Data entries for graphics:

▶

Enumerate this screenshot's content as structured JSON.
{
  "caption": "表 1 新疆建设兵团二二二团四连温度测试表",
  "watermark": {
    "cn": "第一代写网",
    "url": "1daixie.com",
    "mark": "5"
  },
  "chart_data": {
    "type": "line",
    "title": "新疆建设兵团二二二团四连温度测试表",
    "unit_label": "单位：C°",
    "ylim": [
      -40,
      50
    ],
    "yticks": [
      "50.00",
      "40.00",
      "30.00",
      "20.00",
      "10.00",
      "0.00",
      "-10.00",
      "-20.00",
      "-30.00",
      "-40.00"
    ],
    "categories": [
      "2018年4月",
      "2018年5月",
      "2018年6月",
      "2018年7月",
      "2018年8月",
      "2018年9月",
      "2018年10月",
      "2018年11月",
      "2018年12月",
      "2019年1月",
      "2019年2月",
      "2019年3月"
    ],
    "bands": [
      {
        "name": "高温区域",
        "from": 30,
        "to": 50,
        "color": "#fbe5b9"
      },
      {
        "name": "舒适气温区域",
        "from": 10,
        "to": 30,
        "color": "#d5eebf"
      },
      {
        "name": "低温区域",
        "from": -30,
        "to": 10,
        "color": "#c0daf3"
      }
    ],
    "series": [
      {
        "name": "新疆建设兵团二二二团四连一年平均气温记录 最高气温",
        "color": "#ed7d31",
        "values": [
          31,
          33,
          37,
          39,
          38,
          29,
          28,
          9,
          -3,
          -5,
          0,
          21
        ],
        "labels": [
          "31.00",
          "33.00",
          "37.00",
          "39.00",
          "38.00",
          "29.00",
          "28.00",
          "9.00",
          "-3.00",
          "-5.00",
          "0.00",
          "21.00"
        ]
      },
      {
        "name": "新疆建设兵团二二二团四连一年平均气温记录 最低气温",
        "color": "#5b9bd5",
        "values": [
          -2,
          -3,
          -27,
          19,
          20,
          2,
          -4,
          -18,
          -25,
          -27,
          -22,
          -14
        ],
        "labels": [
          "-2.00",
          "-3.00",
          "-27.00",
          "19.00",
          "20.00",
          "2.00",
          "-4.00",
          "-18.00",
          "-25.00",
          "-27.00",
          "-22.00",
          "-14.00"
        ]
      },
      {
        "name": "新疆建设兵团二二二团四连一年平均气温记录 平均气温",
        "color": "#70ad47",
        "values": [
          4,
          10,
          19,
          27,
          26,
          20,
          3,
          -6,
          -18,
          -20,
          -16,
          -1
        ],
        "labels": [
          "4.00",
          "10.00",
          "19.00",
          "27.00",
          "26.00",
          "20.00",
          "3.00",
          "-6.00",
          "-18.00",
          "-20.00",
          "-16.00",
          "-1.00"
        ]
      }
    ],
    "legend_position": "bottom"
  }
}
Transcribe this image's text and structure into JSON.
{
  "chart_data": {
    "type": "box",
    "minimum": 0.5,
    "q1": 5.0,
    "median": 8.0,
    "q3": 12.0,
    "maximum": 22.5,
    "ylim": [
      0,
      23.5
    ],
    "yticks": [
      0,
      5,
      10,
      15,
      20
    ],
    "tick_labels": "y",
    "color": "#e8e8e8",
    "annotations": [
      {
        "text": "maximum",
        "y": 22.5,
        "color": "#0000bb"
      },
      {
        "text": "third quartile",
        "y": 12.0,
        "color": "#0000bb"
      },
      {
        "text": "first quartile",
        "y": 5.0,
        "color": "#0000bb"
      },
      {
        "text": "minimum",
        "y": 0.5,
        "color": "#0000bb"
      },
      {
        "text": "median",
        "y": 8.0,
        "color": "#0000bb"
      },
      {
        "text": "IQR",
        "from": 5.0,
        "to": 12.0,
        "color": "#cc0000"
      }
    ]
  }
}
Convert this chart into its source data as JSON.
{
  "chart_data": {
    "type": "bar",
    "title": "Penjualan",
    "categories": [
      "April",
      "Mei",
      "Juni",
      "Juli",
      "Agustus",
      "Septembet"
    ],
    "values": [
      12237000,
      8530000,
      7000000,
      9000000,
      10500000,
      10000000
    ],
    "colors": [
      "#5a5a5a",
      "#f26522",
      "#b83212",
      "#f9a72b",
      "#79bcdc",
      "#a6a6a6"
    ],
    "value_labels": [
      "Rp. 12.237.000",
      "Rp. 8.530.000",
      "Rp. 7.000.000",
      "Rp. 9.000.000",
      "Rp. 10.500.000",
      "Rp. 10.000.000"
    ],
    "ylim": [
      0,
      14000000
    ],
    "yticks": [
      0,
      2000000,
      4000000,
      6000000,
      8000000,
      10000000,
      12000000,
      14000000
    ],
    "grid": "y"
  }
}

◀

Copy out all of the lines above exactly.

Expected answer:
Enumerate this screenshot's content as structured JSON.
{
  "caption": "表 1 新疆建设兵团二二二团四连温度测试表",
  "watermark": {
    "cn": "第一代写网",
    "url": "1daixie.com",
    "mark": "5"
  },
  "chart_data": {
    "type": "line",
    "title": "新疆建设兵团二二二团四连温度测试表",
    "unit_label": "单位：C°",
    "ylim": [
      -40,
      50
    ],
    "yticks": [
      "50.00",
      "40.00",
      "30.00",
      "20.00",
      "10.00",
      "0.00",
      "-10.00",
      "-20.00",
      "-30.00",
      "-40.00"
    ],
    "categories": [
      "2018年4月",
      "2018年5月",
      "2018年6月",
      "2018年7月",
      "2018年8月",
      "2018年9月",
      "2018年10月",
      "2018年11月",
      "2018年12月",
      "2019年1月",
      "2019年2月",
      "2019年3月"
    ],
    "bands": [
      {
        "name": "高温区域",
        "from": 30,
        "to": 50,
        "color": "#fbe5b9"
      },
      {
        "name": "舒适气温区域",
        "from": 10,
        "to": 30,
        "color": "#d5eebf"
      },
      {
        "name": "低温区域",
        "from": -30,
        "to": 10,
        "color": "#c0daf3"
      }
    ],
    "series": [
      {
        "name": "新疆建设兵团二二二团四连一年平均气温记录 最高气温",
        "color": "#ed7d31",
        "values": [
          31,
          33,
          37,
          39,
          38,
          29,
          28,
          9,
          -3,
          -5,
          0,
          21
        ],
        "labels": [
          "31.00",
          "33.00",
          "37.00",
          "39.00",
          "38.00",
          "29.00",
          "28.00",
          "9.00",
          "-3.00",
          "-5.00",
          "0.00",
          "21.00"
        ]
      },
      {
        "name": "新疆建设兵团二二二团四连一年平均气温记录 最低气温",
        "color": "#5b9bd5",
        "values": [
          -2,
          -3,
          -27,
          19,
          20,
          2,
          -4,
          -18,
          -25,
          -27,
          -22,
          -14
        ],
        "labels": [
          "-2.00",
          "-3.00",
          "-27.00",
          "19.00",
          "20.00",
          "2.00",
          "-4.00",
          "-18.00",
          "-25.00",
          "-27.00",
          "-22.00",
          "-14.00"
        ]
      },
      {
        "name": "新疆建设兵团二二二团四连一年平均气温记录 平均气温",
        "color": "#70ad47",
        "values": [
          4,
          10,
          19,
          27,
          26,
          20,
          3,
          -6,
          -18,
          -20,
          -16,
          -1
        ],
        "labels": [
          "4.00",
          "10.00",
          "19.00",
          "27.00",
          "26.00",
          "20.00",
          "3.00",
          "-6.00",
          "-18.00",
          "-20.00",
          "-16.00",
          "-1.00"
        ]
      }
    ],
    "legend_position": "bottom"
  }
}
Transcribe this image's text and structure into JSON.
{
  "chart_data": {
    "type": "box",
    "minimum": 0.5,
    "q1": 5.0,
    "median": 8.0,
    "q3": 12.0,
    "maximum": 22.5,
    "ylim": [
      0,
      23.5
    ],
    "yticks": [
      0,
      5,
      10,
      15,
      20
    ],
    "tick_labels": "y",
    "color": "#e8e8e8",
    "annotations": [
      {
        "text": "maximum",
        "y": 22.5,
        "color": "#0000bb"
      },
      {
        "text": "third quartile",
        "y": 12.0,
        "color": "#0000bb"
      },
      {
        "text": "first quartile",
        "y": 5.0,
        "color": "#0000bb"
      },
      {
        "text": "minimum",
        "y": 0.5,
        "color": "#0000bb"
      },
      {
        "text": "median",
        "y": 8.0,
        "color": "#0000bb"
      },
      {
        "text": "IQR",
        "from": 5.0,
        "to": 12.0,
        "color": "#cc0000"
      }
    ]
  }
}
Convert this chart into its source data as JSON.
{
  "chart_data": {
    "type": "bar",
    "title": "Penjualan",
    "categories": [
      "April",
      "Mei",
      "Juni",
      "Juli",
      "Agustus",
      "Septembet"
    ],
    "values": [
      12237000,
      8530000,
      7000000,
      9000000,
      10500000,
      10000000
    ],
    "colors": [
      "#5a5a5a",
      "#f26522",
      "#b83212",
      "#f9a72b",
      "#79bcdc",
      "#a6a6a6"
    ],
    "value_labels": [
      "Rp. 12.237.000",
      "Rp. 8.530.000",
      "Rp. 7.000.000",
      "Rp. 9.000.000",
      "Rp. 10.500.000",
      "Rp. 10.000.000"
    ],
    "ylim": [
      0,
      14000000
    ],
    "yticks": [
      0,
      2000000,
      4000000,
      6000000,
      8000000,
      10000000,
      12000000,
      14000000
    ],
    "grid": "y"
  }
}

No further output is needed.